Extracted material:
* * *
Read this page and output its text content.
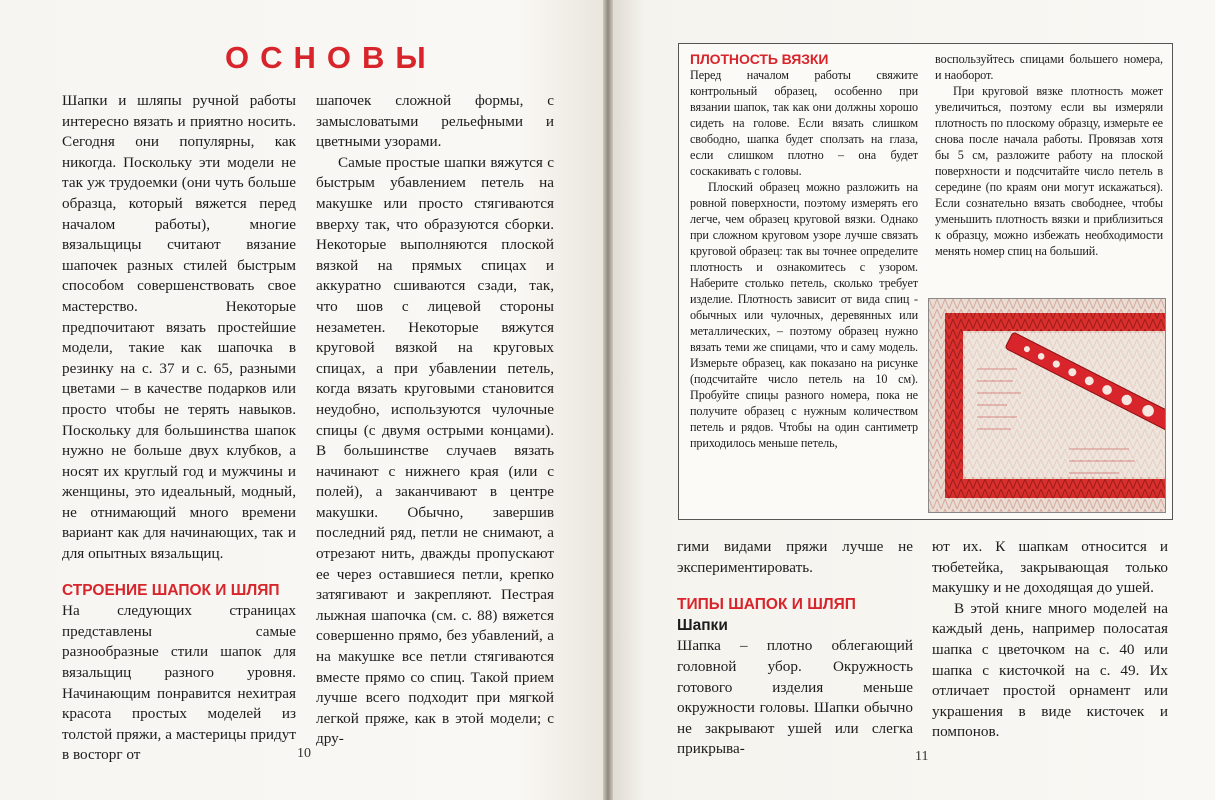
ОСНОВЫ

Шапки и шляпы ручной работы интересно вязать и приятно носить. Сегодня они популярны, как никогда. Поскольку эти модели не так уж трудоемки (они чуть больше образца, который вяжется перед началом работы), многие вязальщицы считают вязание шапочек разных стилей быстрым способом совершенствовать свое мастерство. Некоторые предпочитают вязать простейшие модели, такие как шапочка в резинку на с. 37 и с. 65, разными цветами – в качестве подарков или просто чтобы не терять навыков. Поскольку для большинства шапок нужно не больше двух клубков, а носят их круглый год и мужчины и женщины, это идеальный, модный, не отнимающий много времени вариант как для начинающих, так и для опытных вязальщиц.

СТРОЕНИЕ ШАПОК И ШЛЯП

На следующих страницах представлены самые разнообразные стили шапок для вязальщиц разного уровня. Начинающим понравится нехитрая красота простых моделей из толстой пряжи, а мастерицы придут в восторг от

шапочек сложной формы, с замысловатыми рельефными и цветными узорами.

Самые простые шапки вяжутся с быстрым убавлением петель на макушке или просто стягиваются вверху так, что образуются сборки. Некоторые выполняются плоской вязкой на прямых спицах и аккуратно сшиваются сзади, так, что шов с лицевой стороны незаметен. Некоторые вяжутся круговой вязкой на круговых спицах, а при убавлении петель, когда вязать круговыми становится неудобно, используются чулочные спицы (с двумя острыми концами). В большинстве случаев вязать начинают с нижнего края (или с полей), а заканчивают в центре макушки. Обычно, завершив последний ряд, петли не снимают, а отрезают нить, дважды пропускают ее через оставшиеся петли, крепко затягивают и закрепляют. Пестрая лыжная шапочка (см. с. 88) вяжется совершенно прямо, без убавлений, а на макушке все петли стягиваются вместе прямо со спиц. Такой прием лучше всего подходит при мягкой легкой пряже, как в этой модели; с дру-

10

ПЛОТНОСТЬ ВЯЗКИ

Перед началом работы свяжите контрольный образец, особенно при вязании шапок, так как они должны хорошо сидеть на голове. Если вязать слишком свободно, шапка будет сползать на глаза, если слишком плотно – она будет соскакивать с головы.

Плоский образец можно разложить на ровной поверхности, поэтому измерять его легче, чем образец круговой вязки. Однако при сложном круговом узоре лучше связать круговой образец: так вы точнее определите плотность и ознакомитесь с узором. Наберите столько петель, сколько требует изделие. Плотность зависит от вида спиц - обычных или чулочных, деревянных или металлических, – поэтому образец нужно вязать теми же спицами, что и саму модель. Измерьте образец, как показано на рисунке (подсчитайте число петель на 10 см). Пробуйте спицы разного номера, пока не получите образец с нужным количеством петель и рядов. Чтобы на один сантиметр приходилось меньше петель,

воспользуйтесь спицами большего номера, и наоборот.

При круговой вязке плотность может увеличиться, поэтому если вы измеряли плотность по плоскому образцу, измерьте ее снова после начала работы. Провязав хотя бы 5 см, разложите работу на плоской поверхности и подсчитайте число петель в середине (по краям они могут искажаться). Если сознательно вязать свободнее, чтобы уменьшить плотность вязки и приблизиться к образцу, можно избежать необходимости менять номер спиц на больший.

гими видами пряжи лучше не экспериментировать.

ТИПЫ ШАПОК И ШЛЯП

Шапки

Шапка – плотно облегающий головной убор. Окружность готового изделия меньше окружности головы. Шапки обычно не закрывают ушей или слегка прикрыва-

ют их. К шапкам относится и тюбетейка, закрывающая только макушку и не доходящая до ушей.

В этой книге много моделей на каждый день, например полосатая шапка с цветочком на с. 40 или шапка с кисточкой на с. 49. Их отличает простой орнамент или украшения в виде кисточек и помпонов.

11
* * *
What you need to do: Filter the records above for "пряжи" and copy every matching line.

Answer to this problem:
На следующих страницах представлены самые разнообразные стили шапок для вязальщиц разного уровня. Начинающим понравится нехитрая красота простых моделей из толстой пряжи, а мастерицы придут в восторг от
гими видами пряжи лучше не экспериментировать.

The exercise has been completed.